-- START --

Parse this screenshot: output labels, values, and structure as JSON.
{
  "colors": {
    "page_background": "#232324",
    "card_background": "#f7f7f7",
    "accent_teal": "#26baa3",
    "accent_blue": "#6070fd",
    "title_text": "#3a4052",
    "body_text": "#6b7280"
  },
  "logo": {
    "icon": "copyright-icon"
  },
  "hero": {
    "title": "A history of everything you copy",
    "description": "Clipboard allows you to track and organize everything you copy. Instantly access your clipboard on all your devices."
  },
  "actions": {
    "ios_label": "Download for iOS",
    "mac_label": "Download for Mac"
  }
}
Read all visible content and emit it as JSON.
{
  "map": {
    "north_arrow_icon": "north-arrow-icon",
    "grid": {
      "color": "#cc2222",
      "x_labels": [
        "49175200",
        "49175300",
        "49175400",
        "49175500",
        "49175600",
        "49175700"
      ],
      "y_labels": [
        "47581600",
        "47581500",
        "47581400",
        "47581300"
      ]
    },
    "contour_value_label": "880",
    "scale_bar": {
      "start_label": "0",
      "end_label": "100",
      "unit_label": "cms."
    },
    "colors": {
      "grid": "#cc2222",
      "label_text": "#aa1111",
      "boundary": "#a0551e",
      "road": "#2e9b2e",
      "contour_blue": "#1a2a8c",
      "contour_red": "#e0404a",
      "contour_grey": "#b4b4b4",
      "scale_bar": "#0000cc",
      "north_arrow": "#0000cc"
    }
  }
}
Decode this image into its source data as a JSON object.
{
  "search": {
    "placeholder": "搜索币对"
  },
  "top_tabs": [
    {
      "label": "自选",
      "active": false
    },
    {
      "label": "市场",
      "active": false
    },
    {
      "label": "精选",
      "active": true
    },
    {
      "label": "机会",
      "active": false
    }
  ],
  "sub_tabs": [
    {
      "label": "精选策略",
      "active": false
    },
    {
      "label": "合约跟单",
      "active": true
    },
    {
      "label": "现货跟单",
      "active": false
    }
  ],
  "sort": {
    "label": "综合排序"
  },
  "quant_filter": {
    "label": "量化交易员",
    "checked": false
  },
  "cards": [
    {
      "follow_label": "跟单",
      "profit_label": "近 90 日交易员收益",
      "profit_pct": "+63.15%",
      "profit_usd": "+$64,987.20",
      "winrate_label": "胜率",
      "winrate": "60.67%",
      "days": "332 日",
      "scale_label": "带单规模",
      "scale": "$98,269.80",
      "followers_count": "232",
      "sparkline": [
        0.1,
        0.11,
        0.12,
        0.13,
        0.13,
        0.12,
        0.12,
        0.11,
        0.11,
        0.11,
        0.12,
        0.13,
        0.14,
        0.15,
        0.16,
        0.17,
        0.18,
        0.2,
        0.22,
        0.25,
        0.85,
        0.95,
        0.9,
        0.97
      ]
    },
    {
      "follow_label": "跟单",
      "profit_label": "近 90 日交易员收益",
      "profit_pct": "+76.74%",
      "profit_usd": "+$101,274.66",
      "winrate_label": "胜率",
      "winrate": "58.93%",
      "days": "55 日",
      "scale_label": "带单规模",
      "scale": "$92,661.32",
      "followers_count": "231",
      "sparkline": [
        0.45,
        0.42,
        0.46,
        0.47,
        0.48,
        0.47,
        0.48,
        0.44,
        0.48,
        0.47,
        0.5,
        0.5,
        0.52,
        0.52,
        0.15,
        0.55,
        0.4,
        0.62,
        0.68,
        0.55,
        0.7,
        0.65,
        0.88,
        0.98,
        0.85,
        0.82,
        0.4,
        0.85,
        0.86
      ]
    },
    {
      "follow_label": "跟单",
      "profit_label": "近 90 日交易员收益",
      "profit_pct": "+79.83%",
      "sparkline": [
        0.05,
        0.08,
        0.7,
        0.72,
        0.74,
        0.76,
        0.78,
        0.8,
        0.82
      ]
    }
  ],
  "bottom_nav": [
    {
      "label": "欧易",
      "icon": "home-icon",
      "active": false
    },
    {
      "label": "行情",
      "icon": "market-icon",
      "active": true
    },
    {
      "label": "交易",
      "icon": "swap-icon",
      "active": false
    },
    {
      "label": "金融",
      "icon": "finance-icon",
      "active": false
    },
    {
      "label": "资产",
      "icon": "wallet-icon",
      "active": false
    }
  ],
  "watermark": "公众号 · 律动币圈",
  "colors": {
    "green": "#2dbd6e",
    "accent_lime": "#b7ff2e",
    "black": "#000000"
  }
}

-- END --

## Instruction
Please reproduce every line of the material word for word.

## Result for this task
Parse this screenshot: output labels, values, and structure as JSON.
{
  "colors": {
    "page_background": "#232324",
    "card_background": "#f7f7f7",
    "accent_teal": "#26baa3",
    "accent_blue": "#6070fd",
    "title_text": "#3a4052",
    "body_text": "#6b7280"
  },
  "logo": {
    "icon": "copyright-icon"
  },
  "hero": {
    "title": "A history of everything you copy",
    "description": "Clipboard allows you to track and organize everything you copy. Instantly access your clipboard on all your devices."
  },
  "actions": {
    "ios_label": "Download for iOS",
    "mac_label": "Download for Mac"
  }
}
Read all visible content and emit it as JSON.
{
  "map": {
    "north_arrow_icon": "north-arrow-icon",
    "grid": {
      "color": "#cc2222",
      "x_labels": [
        "49175200",
        "49175300",
        "49175400",
        "49175500",
        "49175600",
        "49175700"
      ],
      "y_labels": [
        "47581600",
        "47581500",
        "47581400",
        "47581300"
      ]
    },
    "contour_value_label": "880",
    "scale_bar": {
      "start_label": "0",
      "end_label": "100",
      "unit_label": "cms."
    },
    "colors": {
      "grid": "#cc2222",
      "label_text": "#aa1111",
      "boundary": "#a0551e",
      "road": "#2e9b2e",
      "contour_blue": "#1a2a8c",
      "contour_red": "#e0404a",
      "contour_grey": "#b4b4b4",
      "scale_bar": "#0000cc",
      "north_arrow": "#0000cc"
    }
  }
}
Decode this image into its source data as a JSON object.
{
  "search": {
    "placeholder": "搜索币对"
  },
  "top_tabs": [
    {
      "label": "自选",
      "active": false
    },
    {
      "label": "市场",
      "active": false
    },
    {
      "label": "精选",
      "active": true
    },
    {
      "label": "机会",
      "active": false
    }
  ],
  "sub_tabs": [
    {
      "label": "精选策略",
      "active": false
    },
    {
      "label": "合约跟单",
      "active": true
    },
    {
      "label": "现货跟单",
      "active": false
    }
  ],
  "sort": {
    "label": "综合排序"
  },
  "quant_filter": {
    "label": "量化交易员",
    "checked": false
  },
  "cards": [
    {
      "follow_label": "跟单",
      "profit_label": "近 90 日交易员收益",
      "profit_pct": "+63.15%",
      "profit_usd": "+$64,987.20",
      "winrate_label": "胜率",
      "winrate": "60.67%",
      "days": "332 日",
      "scale_label": "带单规模",
      "scale": "$98,269.80",
      "followers_count": "232",
      "sparkline": [
        0.1,
        0.11,
        0.12,
        0.13,
        0.13,
        0.12,
        0.12,
        0.11,
        0.11,
        0.11,
        0.12,
        0.13,
        0.14,
        0.15,
        0.16,
        0.17,
        0.18,
        0.2,
        0.22,
        0.25,
        0.85,
        0.95,
        0.9,
        0.97
      ]
    },
    {
      "follow_label": "跟单",
      "profit_label": "近 90 日交易员收益",
      "profit_pct": "+76.74%",
      "profit_usd": "+$101,274.66",
      "winrate_label": "胜率",
      "winrate": "58.93%",
      "days": "55 日",
      "scale_label": "带单规模",
      "scale": "$92,661.32",
      "followers_count": "231",
      "sparkline": [
        0.45,
        0.42,
        0.46,
        0.47,
        0.48,
        0.47,
        0.48,
        0.44,
        0.48,
        0.47,
        0.5,
        0.5,
        0.52,
        0.52,
        0.15,
        0.55,
        0.4,
        0.62,
        0.68,
        0.55,
        0.7,
        0.65,
        0.88,
        0.98,
        0.85,
        0.82,
        0.4,
        0.85,
        0.86
      ]
    },
    {
      "follow_label": "跟单",
      "profit_label": "近 90 日交易员收益",
      "profit_pct": "+79.83%",
      "sparkline": [
        0.05,
        0.08,
        0.7,
        0.72,
        0.74,
        0.76,
        0.78,
        0.8,
        0.82
      ]
    }
  ],
  "bottom_nav": [
    {
      "label": "欧易",
      "icon": "home-icon",
      "active": false
    },
    {
      "label": "行情",
      "icon": "market-icon",
      "active": true
    },
    {
      "label": "交易",
      "icon": "swap-icon",
      "active": false
    },
    {
      "label": "金融",
      "icon": "finance-icon",
      "active": false
    },
    {
      "label": "资产",
      "icon": "wallet-icon",
      "active": false
    }
  ],
  "watermark": "公众号 · 律动币圈",
  "colors": {
    "green": "#2dbd6e",
    "accent_lime": "#b7ff2e",
    "black": "#000000"
  }
}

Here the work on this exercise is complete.